Return the entries verbatim and drop every picture.

(Saved entries)
****************************************
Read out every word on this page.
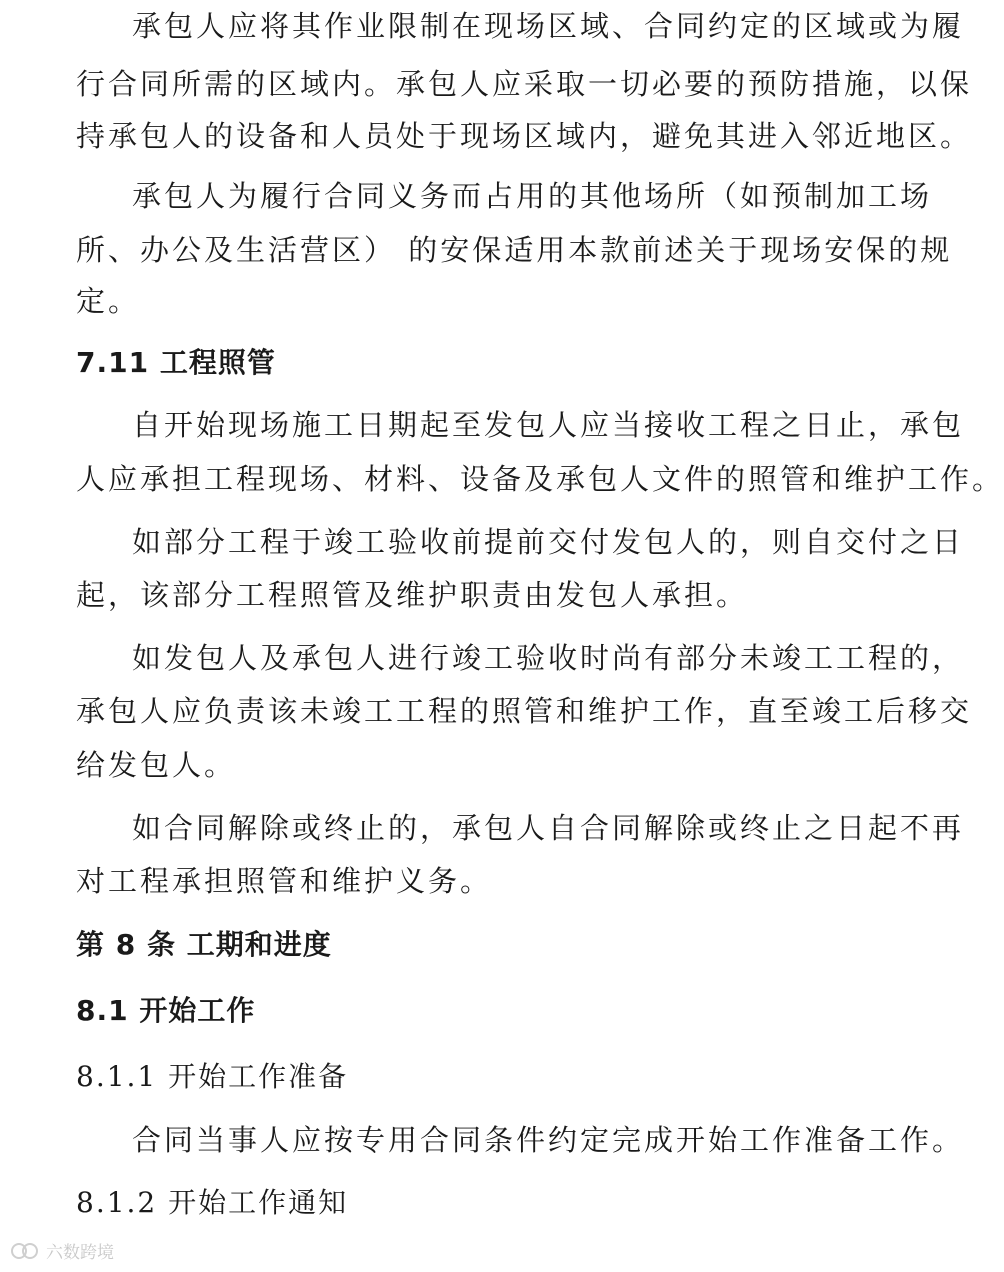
承包人应将其作业限制在现场区域、合同约定的区域或为履
行合同所需的区域内。承包人应采取一切必要的预防措施，以保
持承包人的设备和人员处于现场区域内，避免其进入邻近地区。
承包人为履行合同义务而占用的其他场所（如预制加工场
所、办公及生活营区） 的安保适用本款前述关于现场安保的规
定。
7.11 工程照管
自开始现场施工日期起至发包人应当接收工程之日止，承包
人应承担工程现场、材料、设备及承包人文件的照管和维护工作。
如部分工程于竣工验收前提前交付发包人的，则自交付之日
起，该部分工程照管及维护职责由发包人承担。
如发包人及承包人进行竣工验收时尚有部分未竣工工程的，
承包人应负责该未竣工工程的照管和维护工作，直至竣工后移交
给发包人。
如合同解除或终止的，承包人自合同解除或终止之日起不再
对工程承担照管和维护义务。
第 8 条 工期和进度
8.1 开始工作
8.1.1 开始工作准备
合同当事人应按专用合同条件约定完成开始工作准备工作。
8.1.2 开始工作通知
六数跨境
****************************************
*ANSWER TO THIS PROBLEM*:
Read out every word on this page.
承包人应将其作业限制在现场区域、合同约定的区域或为履
行合同所需的区域内。承包人应采取一切必要的预防措施，以保
持承包人的设备和人员处于现场区域内，避免其进入邻近地区。
承包人为履行合同义务而占用的其他场所（如预制加工场
所、办公及生活营区） 的安保适用本款前述关于现场安保的规
定。
7.11 工程照管
自开始现场施工日期起至发包人应当接收工程之日止，承包
人应承担工程现场、材料、设备及承包人文件的照管和维护工作。
如部分工程于竣工验收前提前交付发包人的，则自交付之日
起，该部分工程照管及维护职责由发包人承担。
如发包人及承包人进行竣工验收时尚有部分未竣工工程的，
承包人应负责该未竣工工程的照管和维护工作，直至竣工后移交
给发包人。
如合同解除或终止的，承包人自合同解除或终止之日起不再
对工程承担照管和维护义务。
第 8 条 工期和进度
8.1 开始工作
8.1.1 开始工作准备
合同当事人应按专用合同条件约定完成开始工作准备工作。
8.1.2 开始工作通知
六数跨境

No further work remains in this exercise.